» Raw records:
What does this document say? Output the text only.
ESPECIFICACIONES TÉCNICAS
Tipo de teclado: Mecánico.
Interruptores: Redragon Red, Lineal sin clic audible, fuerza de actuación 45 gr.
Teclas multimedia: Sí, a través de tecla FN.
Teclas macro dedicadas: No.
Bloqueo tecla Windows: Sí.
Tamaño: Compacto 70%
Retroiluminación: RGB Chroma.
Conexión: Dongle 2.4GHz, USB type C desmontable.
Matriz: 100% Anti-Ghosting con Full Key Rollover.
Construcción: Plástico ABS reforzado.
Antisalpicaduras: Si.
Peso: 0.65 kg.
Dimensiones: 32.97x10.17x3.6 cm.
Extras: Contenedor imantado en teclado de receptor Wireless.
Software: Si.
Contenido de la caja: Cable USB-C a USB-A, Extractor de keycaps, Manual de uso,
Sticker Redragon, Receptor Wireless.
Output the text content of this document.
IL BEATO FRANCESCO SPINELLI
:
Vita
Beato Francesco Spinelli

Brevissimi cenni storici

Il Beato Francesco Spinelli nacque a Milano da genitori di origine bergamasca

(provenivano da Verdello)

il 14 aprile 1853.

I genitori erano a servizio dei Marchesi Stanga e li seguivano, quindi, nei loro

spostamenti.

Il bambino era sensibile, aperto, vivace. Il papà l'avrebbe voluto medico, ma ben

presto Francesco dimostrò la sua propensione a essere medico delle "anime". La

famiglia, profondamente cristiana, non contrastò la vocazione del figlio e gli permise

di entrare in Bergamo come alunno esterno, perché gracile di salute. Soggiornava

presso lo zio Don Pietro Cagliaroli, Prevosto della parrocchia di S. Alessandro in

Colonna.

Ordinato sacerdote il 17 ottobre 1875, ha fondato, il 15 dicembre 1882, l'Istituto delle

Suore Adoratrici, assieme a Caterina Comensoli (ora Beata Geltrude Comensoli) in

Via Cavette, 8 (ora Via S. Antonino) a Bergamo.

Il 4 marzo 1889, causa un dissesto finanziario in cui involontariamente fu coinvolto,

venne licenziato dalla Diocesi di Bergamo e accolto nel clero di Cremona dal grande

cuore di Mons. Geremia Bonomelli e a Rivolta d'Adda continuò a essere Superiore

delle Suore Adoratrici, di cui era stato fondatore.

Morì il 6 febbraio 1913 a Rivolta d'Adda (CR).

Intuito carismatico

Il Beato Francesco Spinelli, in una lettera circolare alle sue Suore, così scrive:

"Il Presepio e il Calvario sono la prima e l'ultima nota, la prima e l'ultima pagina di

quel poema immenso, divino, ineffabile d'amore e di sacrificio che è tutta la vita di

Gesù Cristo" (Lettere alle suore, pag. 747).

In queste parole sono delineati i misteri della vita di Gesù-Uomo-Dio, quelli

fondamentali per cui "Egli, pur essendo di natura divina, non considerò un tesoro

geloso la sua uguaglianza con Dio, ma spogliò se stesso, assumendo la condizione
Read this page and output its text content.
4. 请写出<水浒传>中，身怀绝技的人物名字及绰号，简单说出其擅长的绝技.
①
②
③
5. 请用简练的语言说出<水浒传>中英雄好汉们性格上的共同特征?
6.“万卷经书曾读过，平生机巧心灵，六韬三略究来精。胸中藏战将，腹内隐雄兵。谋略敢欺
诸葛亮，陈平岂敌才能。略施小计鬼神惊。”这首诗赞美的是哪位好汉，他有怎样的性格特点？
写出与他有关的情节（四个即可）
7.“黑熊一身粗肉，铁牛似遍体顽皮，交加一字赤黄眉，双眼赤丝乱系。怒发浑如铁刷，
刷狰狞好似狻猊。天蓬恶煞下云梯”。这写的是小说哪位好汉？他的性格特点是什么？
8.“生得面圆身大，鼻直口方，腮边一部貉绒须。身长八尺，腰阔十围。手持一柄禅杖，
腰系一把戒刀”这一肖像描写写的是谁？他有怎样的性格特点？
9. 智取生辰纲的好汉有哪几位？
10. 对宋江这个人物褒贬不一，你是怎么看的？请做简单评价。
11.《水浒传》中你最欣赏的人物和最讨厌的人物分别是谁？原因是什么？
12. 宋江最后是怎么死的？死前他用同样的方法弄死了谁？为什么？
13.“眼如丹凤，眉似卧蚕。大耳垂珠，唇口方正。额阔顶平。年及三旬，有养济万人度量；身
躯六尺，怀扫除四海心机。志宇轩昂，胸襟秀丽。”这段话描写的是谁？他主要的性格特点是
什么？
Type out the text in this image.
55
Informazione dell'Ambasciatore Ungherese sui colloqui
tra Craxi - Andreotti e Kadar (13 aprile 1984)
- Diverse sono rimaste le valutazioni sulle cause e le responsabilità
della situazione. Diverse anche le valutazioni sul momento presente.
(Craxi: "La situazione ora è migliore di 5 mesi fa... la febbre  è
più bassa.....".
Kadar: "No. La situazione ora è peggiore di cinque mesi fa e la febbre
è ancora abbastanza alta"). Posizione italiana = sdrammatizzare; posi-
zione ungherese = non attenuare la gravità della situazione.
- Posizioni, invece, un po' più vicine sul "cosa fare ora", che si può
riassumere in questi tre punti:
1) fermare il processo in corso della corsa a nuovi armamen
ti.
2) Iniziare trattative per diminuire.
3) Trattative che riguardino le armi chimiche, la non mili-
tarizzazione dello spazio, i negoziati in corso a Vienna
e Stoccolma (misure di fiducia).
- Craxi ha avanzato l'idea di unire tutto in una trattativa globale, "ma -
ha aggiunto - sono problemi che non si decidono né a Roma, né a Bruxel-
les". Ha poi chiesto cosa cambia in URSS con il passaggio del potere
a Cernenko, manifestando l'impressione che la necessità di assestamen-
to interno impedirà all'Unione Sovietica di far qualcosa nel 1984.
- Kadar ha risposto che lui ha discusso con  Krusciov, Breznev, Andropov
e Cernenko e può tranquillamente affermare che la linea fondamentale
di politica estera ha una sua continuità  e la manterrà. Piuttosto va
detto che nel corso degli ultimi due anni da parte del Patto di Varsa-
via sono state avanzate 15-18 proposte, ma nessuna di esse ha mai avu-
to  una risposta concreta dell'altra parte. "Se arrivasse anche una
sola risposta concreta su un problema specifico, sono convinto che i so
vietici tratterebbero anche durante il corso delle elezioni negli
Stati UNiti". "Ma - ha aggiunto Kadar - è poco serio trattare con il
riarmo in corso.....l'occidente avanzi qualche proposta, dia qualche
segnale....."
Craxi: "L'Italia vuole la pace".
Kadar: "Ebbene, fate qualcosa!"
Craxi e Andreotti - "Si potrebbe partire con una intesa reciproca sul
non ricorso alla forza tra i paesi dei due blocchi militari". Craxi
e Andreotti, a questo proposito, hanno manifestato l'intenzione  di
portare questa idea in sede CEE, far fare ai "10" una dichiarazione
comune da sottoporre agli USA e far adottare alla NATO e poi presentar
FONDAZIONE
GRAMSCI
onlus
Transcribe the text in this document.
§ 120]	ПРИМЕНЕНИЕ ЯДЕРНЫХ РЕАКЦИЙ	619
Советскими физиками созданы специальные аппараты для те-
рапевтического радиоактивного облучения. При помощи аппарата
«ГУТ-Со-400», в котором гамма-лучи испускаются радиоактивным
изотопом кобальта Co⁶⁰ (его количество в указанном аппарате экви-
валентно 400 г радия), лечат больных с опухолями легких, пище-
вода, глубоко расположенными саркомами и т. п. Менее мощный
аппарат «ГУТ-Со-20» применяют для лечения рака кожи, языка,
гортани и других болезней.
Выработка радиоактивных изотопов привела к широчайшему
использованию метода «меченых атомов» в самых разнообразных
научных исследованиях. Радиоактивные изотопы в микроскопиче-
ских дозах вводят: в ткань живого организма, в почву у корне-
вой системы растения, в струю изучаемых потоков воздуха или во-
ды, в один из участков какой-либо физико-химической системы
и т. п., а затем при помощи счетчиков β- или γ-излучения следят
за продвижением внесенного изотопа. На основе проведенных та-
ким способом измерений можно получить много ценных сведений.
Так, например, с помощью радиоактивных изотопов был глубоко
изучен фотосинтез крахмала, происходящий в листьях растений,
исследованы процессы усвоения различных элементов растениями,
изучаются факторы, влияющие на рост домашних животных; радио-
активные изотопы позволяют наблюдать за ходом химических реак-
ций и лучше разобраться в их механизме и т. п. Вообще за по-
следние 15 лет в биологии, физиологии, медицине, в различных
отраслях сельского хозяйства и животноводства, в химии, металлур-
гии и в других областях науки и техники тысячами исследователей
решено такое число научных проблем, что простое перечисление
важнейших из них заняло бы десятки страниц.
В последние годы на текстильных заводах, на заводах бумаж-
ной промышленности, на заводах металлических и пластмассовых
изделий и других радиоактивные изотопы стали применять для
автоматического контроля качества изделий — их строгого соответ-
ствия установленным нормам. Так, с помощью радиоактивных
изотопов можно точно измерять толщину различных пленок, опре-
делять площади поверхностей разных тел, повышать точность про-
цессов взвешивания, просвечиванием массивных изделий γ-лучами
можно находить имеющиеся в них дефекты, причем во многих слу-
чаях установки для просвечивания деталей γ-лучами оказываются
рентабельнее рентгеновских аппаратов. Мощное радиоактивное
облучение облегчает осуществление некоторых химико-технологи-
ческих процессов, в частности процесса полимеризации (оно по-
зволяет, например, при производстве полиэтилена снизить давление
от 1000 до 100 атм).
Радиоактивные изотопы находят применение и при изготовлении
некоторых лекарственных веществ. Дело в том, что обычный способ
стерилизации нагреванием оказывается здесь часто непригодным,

» Aim of the exercise: Where a line contains "fare", copy that line.

» Written solution:
- Posizioni, invece, un po' più vicine sul "cosa fare ora", che si può
portare questa idea in sede CEE, far fare ai "10" una dichiarazione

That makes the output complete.